» **Directions**
Which lines of the records contain "this"? Collect every one of them.

□ □ □

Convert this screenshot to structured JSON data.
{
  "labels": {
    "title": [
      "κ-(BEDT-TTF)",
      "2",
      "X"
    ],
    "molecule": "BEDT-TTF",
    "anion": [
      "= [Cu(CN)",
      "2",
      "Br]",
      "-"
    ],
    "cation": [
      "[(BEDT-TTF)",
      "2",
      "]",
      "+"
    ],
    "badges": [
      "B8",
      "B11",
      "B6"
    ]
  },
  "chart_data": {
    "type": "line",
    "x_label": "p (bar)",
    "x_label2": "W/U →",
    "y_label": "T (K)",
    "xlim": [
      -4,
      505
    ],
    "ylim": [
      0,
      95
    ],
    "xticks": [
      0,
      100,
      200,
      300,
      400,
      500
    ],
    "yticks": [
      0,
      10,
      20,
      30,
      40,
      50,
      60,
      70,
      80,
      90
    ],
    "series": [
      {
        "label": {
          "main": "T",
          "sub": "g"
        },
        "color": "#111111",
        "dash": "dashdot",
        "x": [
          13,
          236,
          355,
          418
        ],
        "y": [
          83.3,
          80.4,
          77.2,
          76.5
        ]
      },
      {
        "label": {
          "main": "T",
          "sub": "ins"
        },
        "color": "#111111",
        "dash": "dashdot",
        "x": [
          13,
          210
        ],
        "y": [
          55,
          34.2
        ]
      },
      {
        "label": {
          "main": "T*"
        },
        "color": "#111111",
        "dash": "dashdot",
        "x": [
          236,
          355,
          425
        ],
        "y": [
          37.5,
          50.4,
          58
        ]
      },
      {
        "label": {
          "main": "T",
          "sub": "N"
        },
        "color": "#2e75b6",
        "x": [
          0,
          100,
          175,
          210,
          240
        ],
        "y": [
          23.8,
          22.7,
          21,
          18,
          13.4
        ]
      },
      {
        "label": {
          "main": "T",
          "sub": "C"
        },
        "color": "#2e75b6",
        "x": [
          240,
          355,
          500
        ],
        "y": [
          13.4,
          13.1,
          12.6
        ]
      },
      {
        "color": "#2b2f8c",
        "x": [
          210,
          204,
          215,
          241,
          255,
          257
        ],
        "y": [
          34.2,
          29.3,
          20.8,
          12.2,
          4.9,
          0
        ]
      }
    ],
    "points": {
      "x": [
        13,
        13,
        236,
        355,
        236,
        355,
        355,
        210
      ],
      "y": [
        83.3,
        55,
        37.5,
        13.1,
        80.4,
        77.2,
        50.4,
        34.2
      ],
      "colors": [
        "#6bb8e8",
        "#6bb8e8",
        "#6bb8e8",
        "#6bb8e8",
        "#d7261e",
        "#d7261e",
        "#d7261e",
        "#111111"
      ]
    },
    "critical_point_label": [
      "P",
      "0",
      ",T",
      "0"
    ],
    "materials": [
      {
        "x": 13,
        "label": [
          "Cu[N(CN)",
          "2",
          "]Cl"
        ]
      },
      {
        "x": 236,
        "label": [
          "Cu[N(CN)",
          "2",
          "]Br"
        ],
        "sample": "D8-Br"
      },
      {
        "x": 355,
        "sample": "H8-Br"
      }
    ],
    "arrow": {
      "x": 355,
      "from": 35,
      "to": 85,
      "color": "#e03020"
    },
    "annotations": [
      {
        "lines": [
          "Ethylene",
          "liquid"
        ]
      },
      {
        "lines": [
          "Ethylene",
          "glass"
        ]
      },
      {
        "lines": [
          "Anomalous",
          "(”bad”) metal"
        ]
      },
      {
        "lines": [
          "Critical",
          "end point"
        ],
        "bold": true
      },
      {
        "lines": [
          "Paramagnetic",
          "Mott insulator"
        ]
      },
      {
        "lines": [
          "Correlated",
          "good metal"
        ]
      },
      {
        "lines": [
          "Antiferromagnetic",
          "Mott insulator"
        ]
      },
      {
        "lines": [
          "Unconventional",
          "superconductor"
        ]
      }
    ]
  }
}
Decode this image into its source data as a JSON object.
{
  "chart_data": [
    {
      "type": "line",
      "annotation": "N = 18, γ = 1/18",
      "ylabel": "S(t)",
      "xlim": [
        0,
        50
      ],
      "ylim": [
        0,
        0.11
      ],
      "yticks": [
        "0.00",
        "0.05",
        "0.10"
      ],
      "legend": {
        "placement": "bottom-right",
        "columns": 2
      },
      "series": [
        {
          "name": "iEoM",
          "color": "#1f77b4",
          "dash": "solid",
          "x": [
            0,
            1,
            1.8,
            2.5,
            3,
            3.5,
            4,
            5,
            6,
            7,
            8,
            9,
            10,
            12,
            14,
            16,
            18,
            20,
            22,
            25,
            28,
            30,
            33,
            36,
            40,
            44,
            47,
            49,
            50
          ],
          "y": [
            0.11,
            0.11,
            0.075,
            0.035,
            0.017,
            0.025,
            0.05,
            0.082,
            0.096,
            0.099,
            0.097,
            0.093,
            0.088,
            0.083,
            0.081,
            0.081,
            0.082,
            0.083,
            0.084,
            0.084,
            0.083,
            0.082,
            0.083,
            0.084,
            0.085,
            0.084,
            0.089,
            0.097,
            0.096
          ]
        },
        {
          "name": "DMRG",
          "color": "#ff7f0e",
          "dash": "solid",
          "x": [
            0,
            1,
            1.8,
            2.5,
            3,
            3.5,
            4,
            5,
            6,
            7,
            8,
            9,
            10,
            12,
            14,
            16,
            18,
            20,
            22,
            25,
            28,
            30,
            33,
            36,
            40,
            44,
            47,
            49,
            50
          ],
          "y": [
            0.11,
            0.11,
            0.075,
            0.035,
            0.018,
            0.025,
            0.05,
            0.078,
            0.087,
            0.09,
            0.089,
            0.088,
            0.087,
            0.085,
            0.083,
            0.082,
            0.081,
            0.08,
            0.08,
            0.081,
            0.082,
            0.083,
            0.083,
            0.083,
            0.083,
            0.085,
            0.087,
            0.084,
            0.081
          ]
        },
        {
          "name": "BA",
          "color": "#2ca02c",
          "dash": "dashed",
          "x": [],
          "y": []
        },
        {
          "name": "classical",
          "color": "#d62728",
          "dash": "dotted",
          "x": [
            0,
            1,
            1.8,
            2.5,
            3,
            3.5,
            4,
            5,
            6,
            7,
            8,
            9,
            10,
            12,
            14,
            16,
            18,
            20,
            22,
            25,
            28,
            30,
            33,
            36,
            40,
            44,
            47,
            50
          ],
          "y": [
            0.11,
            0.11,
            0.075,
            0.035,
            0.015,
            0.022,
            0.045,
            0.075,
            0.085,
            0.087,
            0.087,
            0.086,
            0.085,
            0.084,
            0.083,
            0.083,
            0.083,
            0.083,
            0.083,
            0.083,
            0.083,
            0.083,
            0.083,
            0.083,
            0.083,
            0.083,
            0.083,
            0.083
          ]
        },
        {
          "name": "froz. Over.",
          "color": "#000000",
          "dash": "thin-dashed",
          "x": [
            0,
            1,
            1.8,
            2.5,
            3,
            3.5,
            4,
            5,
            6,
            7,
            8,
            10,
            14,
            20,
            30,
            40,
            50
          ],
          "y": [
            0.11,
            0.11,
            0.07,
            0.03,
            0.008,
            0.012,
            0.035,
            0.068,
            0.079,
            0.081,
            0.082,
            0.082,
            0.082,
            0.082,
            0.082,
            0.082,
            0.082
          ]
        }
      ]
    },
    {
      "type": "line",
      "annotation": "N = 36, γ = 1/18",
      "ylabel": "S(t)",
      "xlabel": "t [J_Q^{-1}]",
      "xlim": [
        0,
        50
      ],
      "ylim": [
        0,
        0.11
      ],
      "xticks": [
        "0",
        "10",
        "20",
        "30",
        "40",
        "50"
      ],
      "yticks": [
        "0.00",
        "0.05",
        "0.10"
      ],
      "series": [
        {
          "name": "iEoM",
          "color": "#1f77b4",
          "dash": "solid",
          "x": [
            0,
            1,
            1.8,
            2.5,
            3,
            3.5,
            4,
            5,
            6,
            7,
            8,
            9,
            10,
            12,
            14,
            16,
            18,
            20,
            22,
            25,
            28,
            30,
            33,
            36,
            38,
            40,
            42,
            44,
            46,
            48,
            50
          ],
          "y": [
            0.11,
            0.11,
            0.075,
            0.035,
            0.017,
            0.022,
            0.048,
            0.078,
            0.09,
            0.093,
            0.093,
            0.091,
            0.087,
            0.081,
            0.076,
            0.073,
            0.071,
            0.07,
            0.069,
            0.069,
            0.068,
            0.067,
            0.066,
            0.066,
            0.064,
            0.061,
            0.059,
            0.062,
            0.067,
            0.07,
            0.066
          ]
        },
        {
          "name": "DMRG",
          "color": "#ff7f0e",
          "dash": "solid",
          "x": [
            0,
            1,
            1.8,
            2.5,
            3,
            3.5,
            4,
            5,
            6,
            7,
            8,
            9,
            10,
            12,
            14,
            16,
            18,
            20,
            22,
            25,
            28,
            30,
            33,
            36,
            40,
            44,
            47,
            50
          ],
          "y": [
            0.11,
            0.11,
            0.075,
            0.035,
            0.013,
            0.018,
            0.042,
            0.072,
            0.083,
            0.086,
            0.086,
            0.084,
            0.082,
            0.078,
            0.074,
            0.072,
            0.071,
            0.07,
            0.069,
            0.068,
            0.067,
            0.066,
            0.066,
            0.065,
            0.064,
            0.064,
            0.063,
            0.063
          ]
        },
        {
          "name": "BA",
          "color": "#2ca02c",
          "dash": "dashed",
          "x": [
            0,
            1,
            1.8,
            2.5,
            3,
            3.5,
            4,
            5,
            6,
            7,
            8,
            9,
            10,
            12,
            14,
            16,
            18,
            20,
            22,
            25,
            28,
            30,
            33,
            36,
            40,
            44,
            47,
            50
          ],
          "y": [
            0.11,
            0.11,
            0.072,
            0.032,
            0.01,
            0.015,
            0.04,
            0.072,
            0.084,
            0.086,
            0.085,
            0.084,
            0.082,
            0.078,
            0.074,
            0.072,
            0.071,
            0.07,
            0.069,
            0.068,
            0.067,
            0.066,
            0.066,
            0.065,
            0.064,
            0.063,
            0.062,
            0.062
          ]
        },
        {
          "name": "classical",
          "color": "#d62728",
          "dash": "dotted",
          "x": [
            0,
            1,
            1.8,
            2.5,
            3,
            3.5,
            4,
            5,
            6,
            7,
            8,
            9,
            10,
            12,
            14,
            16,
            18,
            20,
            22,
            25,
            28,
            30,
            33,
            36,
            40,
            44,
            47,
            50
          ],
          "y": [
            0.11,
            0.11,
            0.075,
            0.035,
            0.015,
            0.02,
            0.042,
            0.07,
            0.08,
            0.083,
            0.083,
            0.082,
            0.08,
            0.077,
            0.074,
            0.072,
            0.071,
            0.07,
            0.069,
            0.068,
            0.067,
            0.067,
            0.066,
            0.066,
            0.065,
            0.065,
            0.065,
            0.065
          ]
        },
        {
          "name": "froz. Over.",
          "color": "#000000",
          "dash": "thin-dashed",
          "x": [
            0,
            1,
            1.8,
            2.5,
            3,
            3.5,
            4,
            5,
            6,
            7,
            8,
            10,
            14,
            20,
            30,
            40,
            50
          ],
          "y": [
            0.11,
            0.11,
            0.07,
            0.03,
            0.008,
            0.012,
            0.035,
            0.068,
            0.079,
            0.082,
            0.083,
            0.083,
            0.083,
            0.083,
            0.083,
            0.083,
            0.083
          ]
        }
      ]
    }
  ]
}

□ □ □

» **Exercise result**
Convert this screenshot to structured JSON data.
Decode this image into its source data as a JSON object.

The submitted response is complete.